Exercise description: Transcribe the whole listing below without changing a word, but leave out every image.

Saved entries
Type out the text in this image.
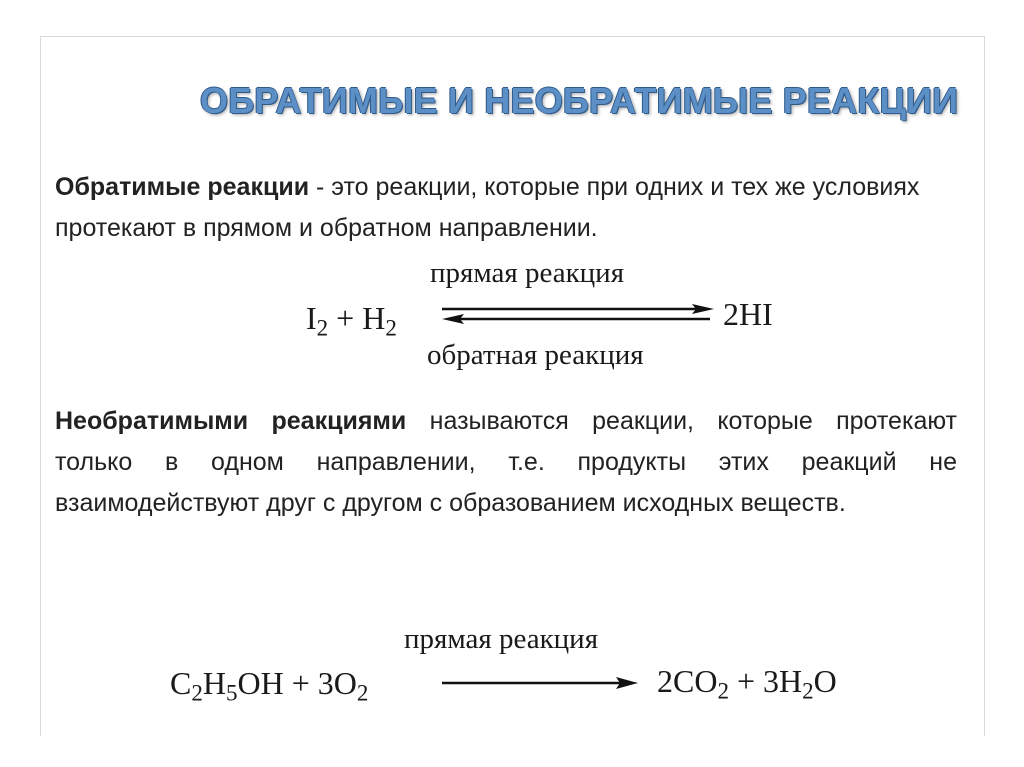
ОБРАТИМЫЕ И НЕОБРАТИМЫЕ РЕАКЦИИ
Обратимые реакции - это реакции, которые при одних и тех же условиях протекают в прямом и обратном направлении.
прямая реакция
$I_2 + H_2$	2HI
обратная реакция
Необратимыми реакциями называются реакции, которые протекают только в одном направлении, т.е. продукты этих реакций не взаимодействуют друг с другом с образованием исходных веществ.
прямая реакция
$C_2H_5OH + 3O_2$	$2CO_2 + 3H_2O$
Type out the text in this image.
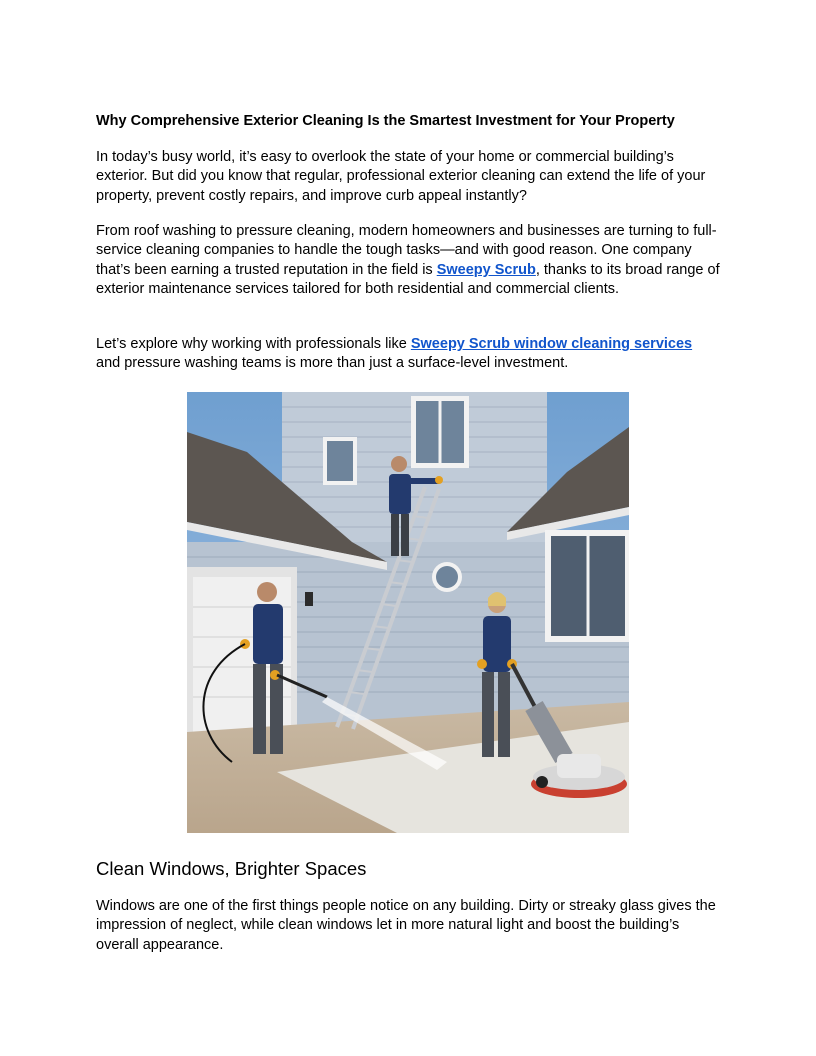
Why Comprehensive Exterior Cleaning Is the Smartest Investment for Your Property

In today’s busy world, it’s easy to overlook the state of your home or commercial building’s exterior. But did you know that regular, professional exterior cleaning can extend the life of your property, prevent costly repairs, and improve curb appeal instantly?

From roof washing to pressure cleaning, modern homeowners and businesses are turning to full-service cleaning companies to handle the tough tasks—and with good reason. One company that’s been earning a trusted reputation in the field is Sweepy Scrub, thanks to its broad range of exterior maintenance services tailored for both residential and commercial clients.

Let’s explore why working with professionals like Sweepy Scrub window cleaning services and pressure washing teams is more than just a surface-level investment.

Clean Windows, Brighter Spaces

Windows are one of the first things people notice on any building. Dirty or streaky glass gives the impression of neglect, while clean windows let in more natural light and boost the building’s overall appearance.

Full solution:
Type out the text in this image.
ОБРАТИМЫЕ И НЕОБРАТИМЫЕ РЕАКЦИИ
Обратимые реакции - это реакции, которые при одних и тех же условиях протекают в прямом и обратном направлении.
прямая реакция
$I_2 + H_2$	2HI
обратная реакция
Необратимыми реакциями называются реакции, которые протекают только в одном направлении, т.е. продукты этих реакций не взаимодействуют друг с другом с образованием исходных веществ.
прямая реакция
$C_2H_5OH + 3O_2$	$2CO_2 + 3H_2O$
Type out the text in this image.
Why Comprehensive Exterior Cleaning Is the Smartest Investment for Your Property

In today’s busy world, it’s easy to overlook the state of your home or commercial building’s exterior. But did you know that regular, professional exterior cleaning can extend the life of your property, prevent costly repairs, and improve curb appeal instantly?

From roof washing to pressure cleaning, modern homeowners and businesses are turning to full-service cleaning companies to handle the tough tasks—and with good reason. One company that’s been earning a trusted reputation in the field is Sweepy Scrub, thanks to its broad range of exterior maintenance services tailored for both residential and commercial clients.

Let’s explore why working with professionals like Sweepy Scrub window cleaning services and pressure washing teams is more than just a surface-level investment.

Clean Windows, Brighter Spaces

Windows are one of the first things people notice on any building. Dirty or streaky glass gives the impression of neglect, while clean windows let in more natural light and boost the building’s overall appearance.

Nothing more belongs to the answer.